**What the exercise asks:** Output the data below in full, byte for byte. Nothing may differ.

↓↓↓

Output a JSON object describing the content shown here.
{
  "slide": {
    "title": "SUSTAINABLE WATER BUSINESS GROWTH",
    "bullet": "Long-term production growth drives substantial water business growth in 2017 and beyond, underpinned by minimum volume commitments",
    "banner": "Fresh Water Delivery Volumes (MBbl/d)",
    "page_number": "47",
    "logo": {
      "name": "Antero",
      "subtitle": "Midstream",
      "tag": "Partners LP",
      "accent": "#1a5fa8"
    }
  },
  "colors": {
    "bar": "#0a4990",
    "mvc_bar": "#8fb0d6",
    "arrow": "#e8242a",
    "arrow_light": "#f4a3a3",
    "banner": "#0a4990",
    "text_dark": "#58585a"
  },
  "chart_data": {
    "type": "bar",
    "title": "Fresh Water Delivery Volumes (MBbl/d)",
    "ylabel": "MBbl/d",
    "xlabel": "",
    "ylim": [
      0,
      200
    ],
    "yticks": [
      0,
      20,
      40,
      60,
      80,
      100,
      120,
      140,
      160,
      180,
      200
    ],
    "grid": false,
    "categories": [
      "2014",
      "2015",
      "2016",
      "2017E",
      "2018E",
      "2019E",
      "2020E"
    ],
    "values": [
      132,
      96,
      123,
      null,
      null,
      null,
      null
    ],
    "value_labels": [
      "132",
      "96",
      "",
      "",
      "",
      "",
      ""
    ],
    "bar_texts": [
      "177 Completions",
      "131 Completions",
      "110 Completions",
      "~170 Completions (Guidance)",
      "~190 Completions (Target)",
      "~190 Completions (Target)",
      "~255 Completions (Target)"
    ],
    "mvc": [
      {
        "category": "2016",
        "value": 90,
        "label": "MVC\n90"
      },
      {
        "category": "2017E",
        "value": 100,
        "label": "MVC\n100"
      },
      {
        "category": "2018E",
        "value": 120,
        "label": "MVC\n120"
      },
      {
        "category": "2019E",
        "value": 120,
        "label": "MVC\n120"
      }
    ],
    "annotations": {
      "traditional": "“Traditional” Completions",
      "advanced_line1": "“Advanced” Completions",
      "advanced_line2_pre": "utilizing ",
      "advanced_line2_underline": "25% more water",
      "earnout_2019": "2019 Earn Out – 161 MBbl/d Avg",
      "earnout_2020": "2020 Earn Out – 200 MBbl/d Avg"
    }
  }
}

↑↑↑

**Completed exercise:**
Output a JSON object describing the content shown here.
{
  "slide": {
    "title": "SUSTAINABLE WATER BUSINESS GROWTH",
    "bullet": "Long-term production growth drives substantial water business growth in 2017 and beyond, underpinned by minimum volume commitments",
    "banner": "Fresh Water Delivery Volumes (MBbl/d)",
    "page_number": "47",
    "logo": {
      "name": "Antero",
      "subtitle": "Midstream",
      "tag": "Partners LP",
      "accent": "#1a5fa8"
    }
  },
  "colors": {
    "bar": "#0a4990",
    "mvc_bar": "#8fb0d6",
    "arrow": "#e8242a",
    "arrow_light": "#f4a3a3",
    "banner": "#0a4990",
    "text_dark": "#58585a"
  },
  "chart_data": {
    "type": "bar",
    "title": "Fresh Water Delivery Volumes (MBbl/d)",
    "ylabel": "MBbl/d",
    "xlabel": "",
    "ylim": [
      0,
      200
    ],
    "yticks": [
      0,
      20,
      40,
      60,
      80,
      100,
      120,
      140,
      160,
      180,
      200
    ],
    "grid": false,
    "categories": [
      "2014",
      "2015",
      "2016",
      "2017E",
      "2018E",
      "2019E",
      "2020E"
    ],
    "values": [
      132,
      96,
      123,
      null,
      null,
      null,
      null
    ],
    "value_labels": [
      "132",
      "96",
      "",
      "",
      "",
      "",
      ""
    ],
    "bar_texts": [
      "177 Completions",
      "131 Completions",
      "110 Completions",
      "~170 Completions (Guidance)",
      "~190 Completions (Target)",
      "~190 Completions (Target)",
      "~255 Completions (Target)"
    ],
    "mvc": [
      {
        "category": "2016",
        "value": 90,
        "label": "MVC\n90"
      },
      {
        "category": "2017E",
        "value": 100,
        "label": "MVC\n100"
      },
      {
        "category": "2018E",
        "value": 120,
        "label": "MVC\n120"
      },
      {
        "category": "2019E",
        "value": 120,
        "label": "MVC\n120"
      }
    ],
    "annotations": {
      "traditional": "“Traditional” Completions",
      "advanced_line1": "“Advanced” Completions",
      "advanced_line2_pre": "utilizing ",
      "advanced_line2_underline": "25% more water",
      "earnout_2019": "2019 Earn Out – 161 MBbl/d Avg",
      "earnout_2020": "2020 Earn Out – 200 MBbl/d Avg"
    }
  }
}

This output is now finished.